• **Required action**
Your task is to extract every line from the material below exactly.

• **Source information**
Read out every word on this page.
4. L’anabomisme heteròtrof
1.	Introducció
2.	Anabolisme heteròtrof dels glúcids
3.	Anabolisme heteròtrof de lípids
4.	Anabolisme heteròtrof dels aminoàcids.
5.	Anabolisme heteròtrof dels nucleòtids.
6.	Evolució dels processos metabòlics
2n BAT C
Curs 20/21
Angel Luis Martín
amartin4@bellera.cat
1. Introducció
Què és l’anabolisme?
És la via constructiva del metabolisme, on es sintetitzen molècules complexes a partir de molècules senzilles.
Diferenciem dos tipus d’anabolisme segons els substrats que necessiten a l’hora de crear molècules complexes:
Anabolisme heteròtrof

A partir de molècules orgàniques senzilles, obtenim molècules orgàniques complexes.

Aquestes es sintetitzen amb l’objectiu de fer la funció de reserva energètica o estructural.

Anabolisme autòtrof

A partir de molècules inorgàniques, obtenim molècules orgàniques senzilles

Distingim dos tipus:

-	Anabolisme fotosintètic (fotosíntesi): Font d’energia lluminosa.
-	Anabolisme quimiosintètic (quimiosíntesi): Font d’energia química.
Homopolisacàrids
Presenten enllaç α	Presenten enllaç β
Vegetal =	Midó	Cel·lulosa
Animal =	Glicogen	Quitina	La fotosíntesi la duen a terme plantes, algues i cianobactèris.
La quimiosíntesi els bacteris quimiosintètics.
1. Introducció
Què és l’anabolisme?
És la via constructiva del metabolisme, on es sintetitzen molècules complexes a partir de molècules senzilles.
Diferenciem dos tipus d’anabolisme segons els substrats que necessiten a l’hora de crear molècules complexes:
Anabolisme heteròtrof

• **Solution to the exercise**
Read out every word on this page.
4. L’anabomisme heteròtrof
1.	Introducció
2.	Anabolisme heteròtrof dels glúcids
3.	Anabolisme heteròtrof de lípids
4.	Anabolisme heteròtrof dels aminoàcids.
5.	Anabolisme heteròtrof dels nucleòtids.
6.	Evolució dels processos metabòlics
2n BAT C
Curs 20/21
Angel Luis Martín
amartin4@bellera.cat
1. Introducció
Què és l’anabolisme?
És la via constructiva del metabolisme, on es sintetitzen molècules complexes a partir de molècules senzilles.
Diferenciem dos tipus d’anabolisme segons els substrats que necessiten a l’hora de crear molècules complexes:
Anabolisme heteròtrof

A partir de molècules orgàniques senzilles, obtenim molècules orgàniques complexes.

Aquestes es sintetitzen amb l’objectiu de fer la funció de reserva energètica o estructural.

Anabolisme autòtrof

A partir de molècules inorgàniques, obtenim molècules orgàniques senzilles

Distingim dos tipus:

-	Anabolisme fotosintètic (fotosíntesi): Font d’energia lluminosa.
-	Anabolisme quimiosintètic (quimiosíntesi): Font d’energia química.
Homopolisacàrids
Presenten enllaç α	Presenten enllaç β
Vegetal =	Midó	Cel·lulosa
Animal =	Glicogen	Quitina	La fotosíntesi la duen a terme plantes, algues i cianobactèris.
La quimiosíntesi els bacteris quimiosintètics.
1. Introducció
Què és l’anabolisme?
És la via constructiva del metabolisme, on es sintetitzen molècules complexes a partir de molècules senzilles.
Diferenciem dos tipus d’anabolisme segons els substrats que necessiten a l’hora de crear molècules complexes:
Anabolisme heteròtrof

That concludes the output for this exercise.